▶ _Aim of the task_
Scan the data below for the string "caption". Copy every line where it appears.
---*---
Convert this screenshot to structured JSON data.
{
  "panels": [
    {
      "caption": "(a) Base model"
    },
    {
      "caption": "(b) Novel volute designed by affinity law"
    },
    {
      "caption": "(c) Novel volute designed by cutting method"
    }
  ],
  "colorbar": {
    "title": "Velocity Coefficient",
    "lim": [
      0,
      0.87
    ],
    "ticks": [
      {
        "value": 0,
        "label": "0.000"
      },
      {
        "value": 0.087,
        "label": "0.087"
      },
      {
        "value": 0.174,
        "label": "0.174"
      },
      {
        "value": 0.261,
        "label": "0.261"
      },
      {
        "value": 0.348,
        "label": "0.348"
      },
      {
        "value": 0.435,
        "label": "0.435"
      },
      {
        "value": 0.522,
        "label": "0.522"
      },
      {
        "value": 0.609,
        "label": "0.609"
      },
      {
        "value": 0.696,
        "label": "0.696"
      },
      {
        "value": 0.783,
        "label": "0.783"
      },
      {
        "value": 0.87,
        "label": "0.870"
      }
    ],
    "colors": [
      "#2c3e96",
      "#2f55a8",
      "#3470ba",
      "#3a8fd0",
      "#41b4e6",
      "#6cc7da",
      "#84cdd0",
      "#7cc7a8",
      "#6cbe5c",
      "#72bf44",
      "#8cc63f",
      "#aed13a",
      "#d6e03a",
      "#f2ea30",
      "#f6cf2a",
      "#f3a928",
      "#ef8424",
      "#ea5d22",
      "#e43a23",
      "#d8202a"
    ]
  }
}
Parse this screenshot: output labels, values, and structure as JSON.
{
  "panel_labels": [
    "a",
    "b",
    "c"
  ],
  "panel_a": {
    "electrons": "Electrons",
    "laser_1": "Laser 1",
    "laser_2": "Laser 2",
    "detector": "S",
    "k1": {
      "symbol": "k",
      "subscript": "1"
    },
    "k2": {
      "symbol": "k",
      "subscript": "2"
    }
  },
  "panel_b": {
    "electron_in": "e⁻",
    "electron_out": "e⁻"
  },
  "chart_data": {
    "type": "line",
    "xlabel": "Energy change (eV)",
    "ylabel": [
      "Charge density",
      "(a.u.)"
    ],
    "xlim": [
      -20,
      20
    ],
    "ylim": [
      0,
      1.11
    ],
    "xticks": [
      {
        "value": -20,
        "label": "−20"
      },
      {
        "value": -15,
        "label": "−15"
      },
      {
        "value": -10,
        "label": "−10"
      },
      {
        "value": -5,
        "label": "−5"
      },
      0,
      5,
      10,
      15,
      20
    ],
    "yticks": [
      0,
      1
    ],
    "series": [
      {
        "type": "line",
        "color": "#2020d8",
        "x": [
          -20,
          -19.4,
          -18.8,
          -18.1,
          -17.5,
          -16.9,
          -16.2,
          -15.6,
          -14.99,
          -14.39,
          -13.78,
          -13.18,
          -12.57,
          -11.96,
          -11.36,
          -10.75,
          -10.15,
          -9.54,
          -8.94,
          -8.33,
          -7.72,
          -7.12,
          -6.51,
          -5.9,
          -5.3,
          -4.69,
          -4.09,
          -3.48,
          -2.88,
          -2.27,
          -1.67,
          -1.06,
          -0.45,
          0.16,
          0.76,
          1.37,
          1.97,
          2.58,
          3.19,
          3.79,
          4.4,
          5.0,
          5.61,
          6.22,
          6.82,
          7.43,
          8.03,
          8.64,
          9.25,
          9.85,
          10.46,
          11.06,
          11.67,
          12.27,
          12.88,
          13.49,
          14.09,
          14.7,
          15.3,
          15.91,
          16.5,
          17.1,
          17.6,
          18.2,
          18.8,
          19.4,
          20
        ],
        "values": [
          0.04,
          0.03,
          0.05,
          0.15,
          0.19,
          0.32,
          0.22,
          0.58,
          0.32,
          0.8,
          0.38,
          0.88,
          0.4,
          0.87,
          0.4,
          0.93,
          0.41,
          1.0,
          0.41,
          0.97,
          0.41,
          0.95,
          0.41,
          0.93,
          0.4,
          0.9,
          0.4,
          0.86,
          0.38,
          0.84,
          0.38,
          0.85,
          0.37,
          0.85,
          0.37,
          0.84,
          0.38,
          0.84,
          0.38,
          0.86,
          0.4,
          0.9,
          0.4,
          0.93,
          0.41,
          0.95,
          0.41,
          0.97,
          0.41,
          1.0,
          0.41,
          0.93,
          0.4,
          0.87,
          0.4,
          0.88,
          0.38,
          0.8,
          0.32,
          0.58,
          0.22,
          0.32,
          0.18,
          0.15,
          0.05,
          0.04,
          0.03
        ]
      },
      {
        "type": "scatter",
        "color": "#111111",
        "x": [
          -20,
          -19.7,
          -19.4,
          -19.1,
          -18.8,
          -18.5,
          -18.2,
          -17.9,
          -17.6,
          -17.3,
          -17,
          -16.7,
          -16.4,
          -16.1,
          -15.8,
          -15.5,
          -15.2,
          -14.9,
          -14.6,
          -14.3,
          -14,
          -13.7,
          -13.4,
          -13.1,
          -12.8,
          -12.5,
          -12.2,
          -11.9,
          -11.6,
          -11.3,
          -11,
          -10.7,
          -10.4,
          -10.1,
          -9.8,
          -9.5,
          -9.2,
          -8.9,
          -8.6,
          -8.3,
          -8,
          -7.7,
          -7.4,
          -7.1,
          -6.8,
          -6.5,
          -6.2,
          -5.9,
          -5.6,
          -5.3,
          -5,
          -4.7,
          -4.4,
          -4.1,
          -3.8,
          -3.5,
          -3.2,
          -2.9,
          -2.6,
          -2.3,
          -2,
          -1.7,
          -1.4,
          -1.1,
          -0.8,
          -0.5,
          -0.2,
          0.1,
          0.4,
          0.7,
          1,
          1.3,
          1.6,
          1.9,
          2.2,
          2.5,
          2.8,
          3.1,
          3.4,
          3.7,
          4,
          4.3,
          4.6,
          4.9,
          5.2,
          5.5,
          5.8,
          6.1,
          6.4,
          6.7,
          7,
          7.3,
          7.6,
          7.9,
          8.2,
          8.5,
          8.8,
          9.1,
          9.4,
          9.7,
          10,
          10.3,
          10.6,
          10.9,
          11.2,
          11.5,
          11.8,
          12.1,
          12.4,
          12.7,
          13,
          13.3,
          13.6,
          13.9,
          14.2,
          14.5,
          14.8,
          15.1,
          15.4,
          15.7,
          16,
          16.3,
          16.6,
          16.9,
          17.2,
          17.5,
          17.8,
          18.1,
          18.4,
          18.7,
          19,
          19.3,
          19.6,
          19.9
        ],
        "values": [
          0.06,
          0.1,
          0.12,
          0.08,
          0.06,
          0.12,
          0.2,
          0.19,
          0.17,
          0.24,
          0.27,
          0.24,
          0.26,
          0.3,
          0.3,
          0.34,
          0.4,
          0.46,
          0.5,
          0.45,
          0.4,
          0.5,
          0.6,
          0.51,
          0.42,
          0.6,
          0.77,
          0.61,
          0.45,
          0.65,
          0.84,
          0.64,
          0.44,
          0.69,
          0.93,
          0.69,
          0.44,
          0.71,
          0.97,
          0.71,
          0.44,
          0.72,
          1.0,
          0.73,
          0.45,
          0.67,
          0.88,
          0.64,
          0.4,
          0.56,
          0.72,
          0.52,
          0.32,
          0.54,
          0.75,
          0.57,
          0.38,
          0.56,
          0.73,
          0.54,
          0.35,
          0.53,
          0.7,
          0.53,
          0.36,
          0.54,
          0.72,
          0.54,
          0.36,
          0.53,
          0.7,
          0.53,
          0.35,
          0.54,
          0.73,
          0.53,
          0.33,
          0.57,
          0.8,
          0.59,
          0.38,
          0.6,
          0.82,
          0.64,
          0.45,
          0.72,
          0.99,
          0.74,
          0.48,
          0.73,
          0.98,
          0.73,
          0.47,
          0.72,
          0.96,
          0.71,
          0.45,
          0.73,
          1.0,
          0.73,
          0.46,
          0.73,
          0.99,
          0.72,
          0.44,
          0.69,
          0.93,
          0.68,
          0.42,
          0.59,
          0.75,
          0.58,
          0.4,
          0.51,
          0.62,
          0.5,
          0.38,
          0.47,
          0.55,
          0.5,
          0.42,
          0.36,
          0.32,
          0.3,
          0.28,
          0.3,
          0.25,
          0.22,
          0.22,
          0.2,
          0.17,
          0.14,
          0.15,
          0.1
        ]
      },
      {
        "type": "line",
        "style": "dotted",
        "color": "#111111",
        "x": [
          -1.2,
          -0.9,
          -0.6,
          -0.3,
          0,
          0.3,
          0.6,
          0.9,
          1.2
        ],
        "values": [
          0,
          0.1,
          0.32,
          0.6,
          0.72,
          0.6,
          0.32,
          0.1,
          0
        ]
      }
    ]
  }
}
---*---
▶ _Complete response_
      "caption": "(a) Base model"
      "caption": "(b) Novel volute designed by affinity law"
      "caption": "(c) Novel volute designed by cutting method"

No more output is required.